(Requests)
[1] Decide whether each statement below agrees with the news report on Rafael Esquivel, answering yes or no and quoting the words of the report that settle it: (a) Esquivel was arrested in Zurich in May 2015. (b) Each charge against Esquivel carries a maximum sentence of 10 years in prison. (c) Esquivel agreed to forfeit $16 million.
[2] Write the next few sentences of the news report on Rafael Esquivel, picking up after its final line.

(Document section)
☆ ☆ ☆ ☆

Former Venezuelan Football Federation president Rafael Esquivel exits the Brooklyn Federal Courthouse in New York, March 10, 2016. Esquivel pleaded guilty to seven counts of racketeering, money laundering conspiracies and wire fraud.

Former Venezuela soccer federation president Rafael Esquivel was found guilty Thursday on federal charges resulting from a massive FIFA corruption scandal.

He pleaded guilty to seven counts of racketeering, money laundering conspiracies and wire fraud. Each charge carries a maximum sentence of 20 years in prison.

“Esquivel used his influence as a soccer official to obtain millions of dollars in bribe payments," U.S. officials said in a statement.

Esquivel, who also is a former vice president of the South American Football Confederation, has been linked to bribes in awarding sports marketing contracts associated with Copa America.

He agreed to forfeit $16 million, raising total forfeitures in the scandal to more than $200 million.

Esquivel was arrested in Zurich in May 2015. He was extradited to the United States in March and was among six defendants scheduled to face trial in 2017.

☆ ☆ ☆ ☆

(Material)
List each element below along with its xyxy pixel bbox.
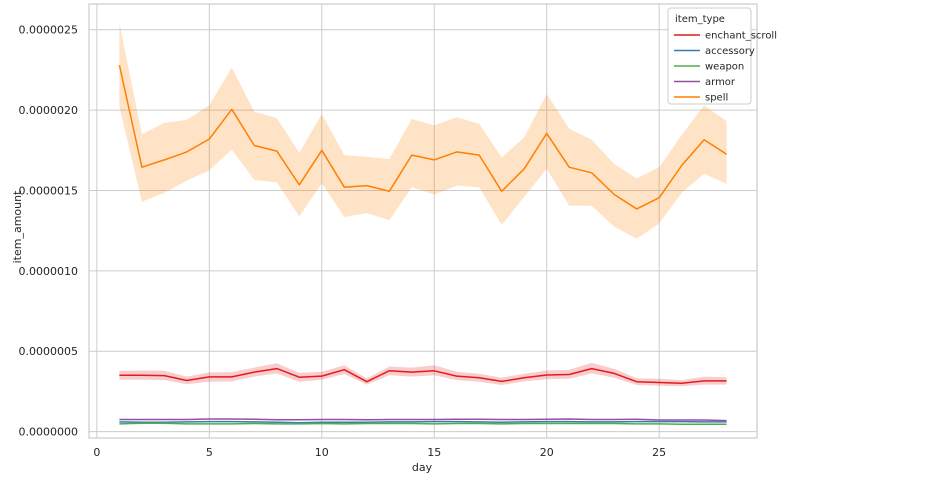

☆ ☆ ☆ ☆

(Answer set)
[1]
(a) Yes: "Esquivel was arrested in Zurich in May 2015."
(b) No: "Each charge carries a maximum sentence of 20 years in prison."
(c) Yes: "He agreed to forfeit $16 million, raising total forfeitures in the scandal to more than $200 million."

[2]
U.S. involved in investigation

The other five senior FIFA figures are still under house arrest.

This case, which sparked an unprecedented crisis at FIFA, is part of a U.S. investigation into corruption among the organization's former senior figures.

At the time of Esquivel's arrest, other federations and former athletes in the sport voiced their dismay.

Maradona supports arrests

The Brazilian soccer federation said it "fully supports any type of investigation" into corruption in soccer and "reaffirms its commitment to the truth and transparency."

Argentine football great Diego Maradona applauded the arrest of top FIFA officials.

Esquivel was president of the Venezuelan soccer federation from 1988 to 2015. His lawyers did not respond to a request for comment.